═══ STORED DATA

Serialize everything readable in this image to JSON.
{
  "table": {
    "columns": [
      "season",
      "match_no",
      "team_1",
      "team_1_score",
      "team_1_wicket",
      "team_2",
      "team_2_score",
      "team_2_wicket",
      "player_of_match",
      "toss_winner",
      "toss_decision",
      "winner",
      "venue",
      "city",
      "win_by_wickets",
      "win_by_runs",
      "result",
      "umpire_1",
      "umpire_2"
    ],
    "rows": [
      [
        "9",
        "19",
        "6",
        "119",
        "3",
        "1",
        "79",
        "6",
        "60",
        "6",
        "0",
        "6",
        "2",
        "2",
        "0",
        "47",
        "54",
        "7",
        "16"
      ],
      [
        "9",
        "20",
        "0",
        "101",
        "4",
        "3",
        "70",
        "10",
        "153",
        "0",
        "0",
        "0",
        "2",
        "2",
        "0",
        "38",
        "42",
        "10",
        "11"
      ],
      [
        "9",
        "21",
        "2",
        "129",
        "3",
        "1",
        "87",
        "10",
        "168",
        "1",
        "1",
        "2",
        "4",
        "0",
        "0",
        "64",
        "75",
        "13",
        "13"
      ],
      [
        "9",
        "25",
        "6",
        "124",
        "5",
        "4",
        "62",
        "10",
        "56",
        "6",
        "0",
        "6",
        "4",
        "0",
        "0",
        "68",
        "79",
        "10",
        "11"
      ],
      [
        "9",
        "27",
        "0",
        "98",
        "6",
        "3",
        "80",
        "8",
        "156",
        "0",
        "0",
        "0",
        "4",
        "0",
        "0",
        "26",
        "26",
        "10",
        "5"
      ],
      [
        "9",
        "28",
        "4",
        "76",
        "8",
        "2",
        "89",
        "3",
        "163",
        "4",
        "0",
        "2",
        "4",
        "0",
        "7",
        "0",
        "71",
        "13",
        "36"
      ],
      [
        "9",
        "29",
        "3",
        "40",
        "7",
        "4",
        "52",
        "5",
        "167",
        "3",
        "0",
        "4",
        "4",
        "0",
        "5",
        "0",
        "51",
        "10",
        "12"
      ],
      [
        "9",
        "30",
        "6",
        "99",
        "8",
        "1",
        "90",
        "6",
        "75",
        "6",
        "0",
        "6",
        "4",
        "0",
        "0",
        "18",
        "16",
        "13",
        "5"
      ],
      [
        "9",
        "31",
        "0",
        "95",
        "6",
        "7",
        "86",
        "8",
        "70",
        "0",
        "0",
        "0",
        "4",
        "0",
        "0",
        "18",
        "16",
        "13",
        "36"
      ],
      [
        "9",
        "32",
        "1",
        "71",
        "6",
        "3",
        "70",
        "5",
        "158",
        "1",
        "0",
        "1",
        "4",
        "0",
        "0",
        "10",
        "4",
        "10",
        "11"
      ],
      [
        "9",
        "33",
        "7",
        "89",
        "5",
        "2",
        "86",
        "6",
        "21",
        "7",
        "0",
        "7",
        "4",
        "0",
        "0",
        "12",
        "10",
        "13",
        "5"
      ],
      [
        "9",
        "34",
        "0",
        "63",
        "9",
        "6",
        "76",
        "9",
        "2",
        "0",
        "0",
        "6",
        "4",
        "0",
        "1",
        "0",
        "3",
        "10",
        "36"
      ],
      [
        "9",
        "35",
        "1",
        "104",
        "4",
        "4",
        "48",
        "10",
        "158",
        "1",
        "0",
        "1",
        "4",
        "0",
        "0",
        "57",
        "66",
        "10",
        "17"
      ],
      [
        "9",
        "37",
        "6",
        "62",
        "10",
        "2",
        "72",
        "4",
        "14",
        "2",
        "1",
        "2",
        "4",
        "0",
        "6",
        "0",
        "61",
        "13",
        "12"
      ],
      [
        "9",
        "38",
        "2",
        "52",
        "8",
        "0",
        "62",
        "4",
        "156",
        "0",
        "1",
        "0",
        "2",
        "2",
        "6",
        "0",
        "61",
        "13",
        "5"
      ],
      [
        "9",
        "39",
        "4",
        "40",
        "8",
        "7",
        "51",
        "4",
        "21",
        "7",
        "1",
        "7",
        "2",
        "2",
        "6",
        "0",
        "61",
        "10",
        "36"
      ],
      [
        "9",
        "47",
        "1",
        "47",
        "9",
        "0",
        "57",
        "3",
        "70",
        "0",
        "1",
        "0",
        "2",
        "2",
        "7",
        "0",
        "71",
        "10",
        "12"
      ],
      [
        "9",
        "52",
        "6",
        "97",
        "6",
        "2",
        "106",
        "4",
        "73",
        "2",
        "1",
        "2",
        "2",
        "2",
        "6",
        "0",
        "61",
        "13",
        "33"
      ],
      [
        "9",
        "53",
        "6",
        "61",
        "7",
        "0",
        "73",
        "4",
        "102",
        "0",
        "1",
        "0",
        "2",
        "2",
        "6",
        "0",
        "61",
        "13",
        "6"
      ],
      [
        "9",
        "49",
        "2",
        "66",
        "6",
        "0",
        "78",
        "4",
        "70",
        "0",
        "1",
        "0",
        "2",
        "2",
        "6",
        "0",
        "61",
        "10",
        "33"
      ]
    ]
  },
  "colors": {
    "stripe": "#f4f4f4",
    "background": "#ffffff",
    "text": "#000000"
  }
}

══════

• _EXERCISE BRIEF_
Give the listing again, word for word.

• _THE RESPONSE_
Serialize everything readable in this image to JSON.
{
  "table": {
    "columns": [
      "season",
      "match_no",
      "team_1",
      "team_1_score",
      "team_1_wicket",
      "team_2",
      "team_2_score",
      "team_2_wicket",
      "player_of_match",
      "toss_winner",
      "toss_decision",
      "winner",
      "venue",
      "city",
      "win_by_wickets",
      "win_by_runs",
      "result",
      "umpire_1",
      "umpire_2"
    ],
    "rows": [
      [
        "9",
        "19",
        "6",
        "119",
        "3",
        "1",
        "79",
        "6",
        "60",
        "6",
        "0",
        "6",
        "2",
        "2",
        "0",
        "47",
        "54",
        "7",
        "16"
      ],
      [
        "9",
        "20",
        "0",
        "101",
        "4",
        "3",
        "70",
        "10",
        "153",
        "0",
        "0",
        "0",
        "2",
        "2",
        "0",
        "38",
        "42",
        "10",
        "11"
      ],
      [
        "9",
        "21",
        "2",
        "129",
        "3",
        "1",
        "87",
        "10",
        "168",
        "1",
        "1",
        "2",
        "4",
        "0",
        "0",
        "64",
        "75",
        "13",
        "13"
      ],
      [
        "9",
        "25",
        "6",
        "124",
        "5",
        "4",
        "62",
        "10",
        "56",
        "6",
        "0",
        "6",
        "4",
        "0",
        "0",
        "68",
        "79",
        "10",
        "11"
      ],
      [
        "9",
        "27",
        "0",
        "98",
        "6",
        "3",
        "80",
        "8",
        "156",
        "0",
        "0",
        "0",
        "4",
        "0",
        "0",
        "26",
        "26",
        "10",
        "5"
      ],
      [
        "9",
        "28",
        "4",
        "76",
        "8",
        "2",
        "89",
        "3",
        "163",
        "4",
        "0",
        "2",
        "4",
        "0",
        "7",
        "0",
        "71",
        "13",
        "36"
      ],
      [
        "9",
        "29",
        "3",
        "40",
        "7",
        "4",
        "52",
        "5",
        "167",
        "3",
        "0",
        "4",
        "4",
        "0",
        "5",
        "0",
        "51",
        "10",
        "12"
      ],
      [
        "9",
        "30",
        "6",
        "99",
        "8",
        "1",
        "90",
        "6",
        "75",
        "6",
        "0",
        "6",
        "4",
        "0",
        "0",
        "18",
        "16",
        "13",
        "5"
      ],
      [
        "9",
        "31",
        "0",
        "95",
        "6",
        "7",
        "86",
        "8",
        "70",
        "0",
        "0",
        "0",
        "4",
        "0",
        "0",
        "18",
        "16",
        "13",
        "36"
      ],
      [
        "9",
        "32",
        "1",
        "71",
        "6",
        "3",
        "70",
        "5",
        "158",
        "1",
        "0",
        "1",
        "4",
        "0",
        "0",
        "10",
        "4",
        "10",
        "11"
      ],
      [
        "9",
        "33",
        "7",
        "89",
        "5",
        "2",
        "86",
        "6",
        "21",
        "7",
        "0",
        "7",
        "4",
        "0",
        "0",
        "12",
        "10",
        "13",
        "5"
      ],
      [
        "9",
        "34",
        "0",
        "63",
        "9",
        "6",
        "76",
        "9",
        "2",
        "0",
        "0",
        "6",
        "4",
        "0",
        "1",
        "0",
        "3",
        "10",
        "36"
      ],
      [
        "9",
        "35",
        "1",
        "104",
        "4",
        "4",
        "48",
        "10",
        "158",
        "1",
        "0",
        "1",
        "4",
        "0",
        "0",
        "57",
        "66",
        "10",
        "17"
      ],
      [
        "9",
        "37",
        "6",
        "62",
        "10",
        "2",
        "72",
        "4",
        "14",
        "2",
        "1",
        "2",
        "4",
        "0",
        "6",
        "0",
        "61",
        "13",
        "12"
      ],
      [
        "9",
        "38",
        "2",
        "52",
        "8",
        "0",
        "62",
        "4",
        "156",
        "0",
        "1",
        "0",
        "2",
        "2",
        "6",
        "0",
        "61",
        "13",
        "5"
      ],
      [
        "9",
        "39",
        "4",
        "40",
        "8",
        "7",
        "51",
        "4",
        "21",
        "7",
        "1",
        "7",
        "2",
        "2",
        "6",
        "0",
        "61",
        "10",
        "36"
      ],
      [
        "9",
        "47",
        "1",
        "47",
        "9",
        "0",
        "57",
        "3",
        "70",
        "0",
        "1",
        "0",
        "2",
        "2",
        "7",
        "0",
        "71",
        "10",
        "12"
      ],
      [
        "9",
        "52",
        "6",
        "97",
        "6",
        "2",
        "106",
        "4",
        "73",
        "2",
        "1",
        "2",
        "2",
        "2",
        "6",
        "0",
        "61",
        "13",
        "33"
      ],
      [
        "9",
        "53",
        "6",
        "61",
        "7",
        "0",
        "73",
        "4",
        "102",
        "0",
        "1",
        "0",
        "2",
        "2",
        "6",
        "0",
        "61",
        "13",
        "6"
      ],
      [
        "9",
        "49",
        "2",
        "66",
        "6",
        "0",
        "78",
        "4",
        "70",
        "0",
        "1",
        "0",
        "2",
        "2",
        "6",
        "0",
        "61",
        "10",
        "33"
      ]
    ]
  },
  "colors": {
    "stripe": "#f4f4f4",
    "background": "#ffffff",
    "text": "#000000"
  }
}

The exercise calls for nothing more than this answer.